DIRECTIONS FOR THIS TASK
Count each line below that has "nhất" anywhere in it. Answer with the total alone.

SUPPLIED RECORDS
* * * *
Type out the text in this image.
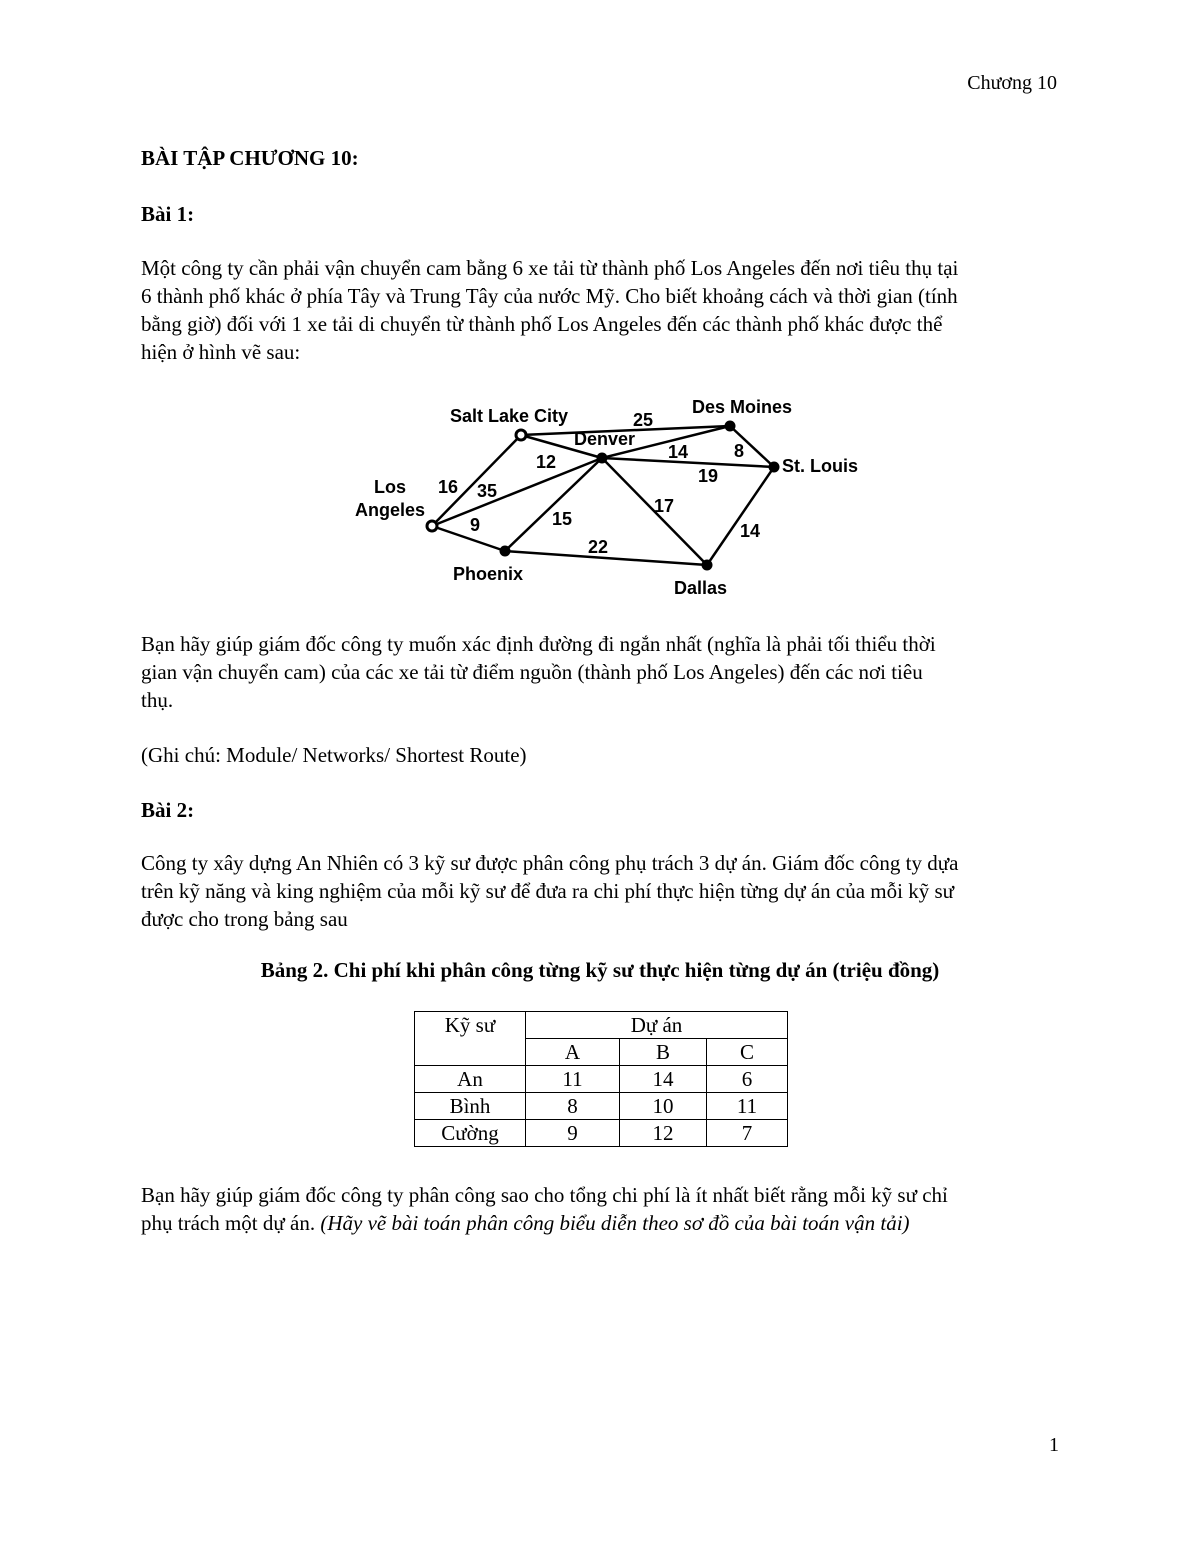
Chương 10
BÀI TẬP CHƯƠNG 10:
Bài 1:
Một công ty cần phải vận chuyển cam bằng 6 xe tải từ thành phố Los Angeles đến nơi tiêu thụ tại
6 thành phố khác ở phía Tây và Trung Tây của nước Mỹ. Cho biết khoảng cách và thời gian (tính
bằng giờ) đối với 1 xe tải di chuyển từ thành phố Los Angeles đến các thành phố khác được thể
hiện ở hình vẽ sau:
Los
Angeles
Salt Lake City
Denver
Des Moines
St. Louis
Phoenix
Dallas
16 35
9
12
25
14
19
15
17
8
22
14
Bạn hãy giúp giám đốc công ty muốn xác định đường đi ngắn nhất (nghĩa là phải tối thiểu thời
gian vận chuyển cam) của các xe tải từ điểm nguồn (thành phố Los Angeles) đến các nơi tiêu
thụ.
(Ghi chú: Module/ Networks/ Shortest Route)
Bài 2:
Công ty xây dựng An Nhiên có 3 kỹ sư được phân công phụ trách 3 dự án. Giám đốc công ty dựa
trên kỹ năng và king nghiệm của mỗi kỹ sư để đưa ra chi phí thực hiện từng dự án của mỗi kỹ sư
được cho trong bảng sau
Bảng 2. Chi phí khi phân công từng kỹ sư thực hiện từng dự án (triệu đồng)
Kỹ sư	Dự án		
	A	B	C
An	11	14	6
Bình	8	10	11
Cường	9	12	7
Bạn hãy giúp giám đốc công ty phân công sao cho tổng chi phí là ít nhất biết rằng mỗi kỹ sư chỉ
phụ trách một dự án. (Hãy vẽ bài toán phân công biểu diễn theo sơ đồ của bài toán vận tải)
1
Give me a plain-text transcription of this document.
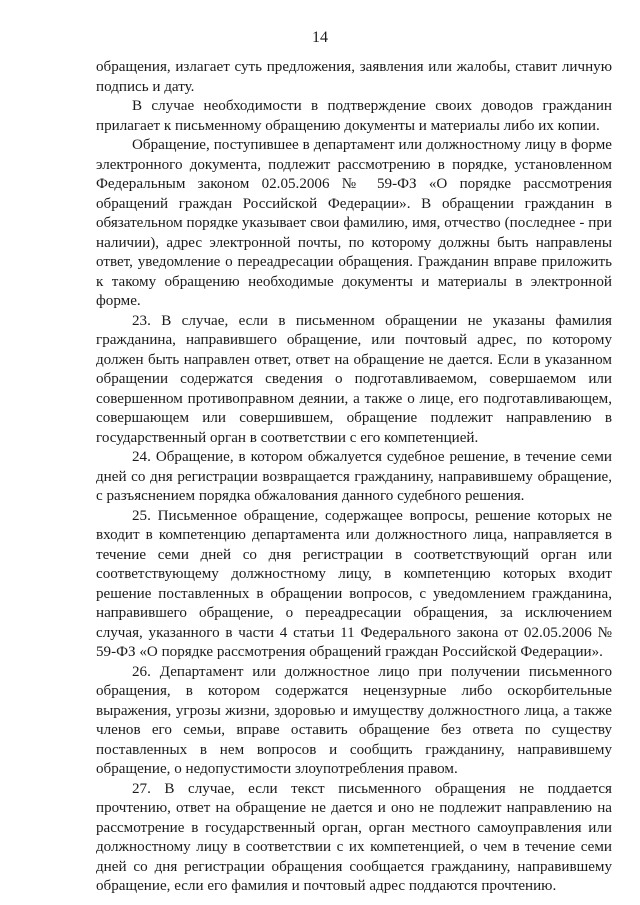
14

обращения, излагает суть предложения, заявления или жалобы, ставит личную подпись и дату.

В случае необходимости в подтверждение своих доводов гражданин прилагает к письменному обращению документы и материалы либо их копии.

Обращение, поступившее в департамент или должностному лицу в форме электронного документа, подлежит рассмотрению в порядке, установленном Федеральным законом 02.05.2006 № 59-ФЗ «О порядке рассмотрения обращений граждан Российской Федерации». В обращении гражданин в обязательном порядке указывает свои фамилию, имя, отчество (последнее - при наличии), адрес электронной почты, по которому должны быть направлены ответ, уведомление о переадресации обращения. Гражданин вправе приложить к такому обращению необходимые документы и материалы в электронной форме.

23. В случае, если в письменном обращении не указаны фамилия гражданина, направившего обращение, или почтовый адрес, по которому должен быть направлен ответ, ответ на обращение не дается. Если в указанном обращении содержатся сведения о подготавливаемом, совершаемом или совершенном противоправном деянии, а также о лице, его подготавливающем, совершающем или совершившем, обращение подлежит направлению в государственный орган в соответствии с его компетенцией.

24. Обращение, в котором обжалуется судебное решение, в течение семи дней со дня регистрации возвращается гражданину, направившему обращение, с разъяснением порядка обжалования данного судебного решения.

25. Письменное обращение, содержащее вопросы, решение которых не входит в компетенцию департамента или должностного лица, направляется в течение семи дней со дня регистрации в соответствующий орган или соответствующему должностному лицу, в компетенцию которых входит решение поставленных в обращении вопросов, с уведомлением гражданина, направившего обращение, о переадресации обращения, за исключением случая, указанного в части 4 статьи 11 Федерального закона от 02.05.2006 № 59-ФЗ «О порядке рассмотрения обращений граждан Российской Федерации».

26. Департамент или должностное лицо при получении письменного обращения, в котором содержатся нецензурные либо оскорбительные выражения, угрозы жизни, здоровью и имуществу должностного лица, а также членов его семьи, вправе оставить обращение без ответа по существу поставленных в нем вопросов и сообщить гражданину, направившему обращение, о недопустимости злоупотребления правом.

27. В случае, если текст письменного обращения не поддается прочтению, ответ на обращение не дается и оно не подлежит направлению на рассмотрение в государственный орган, орган местного самоуправления или должностному лицу в соответствии с их компетенцией, о чем в течение семи дней со дня регистрации обращения сообщается гражданину, направившему обращение, если его фамилия и почтовый адрес поддаются прочтению.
* * * *
OUTPUT FOR THIS TASK
2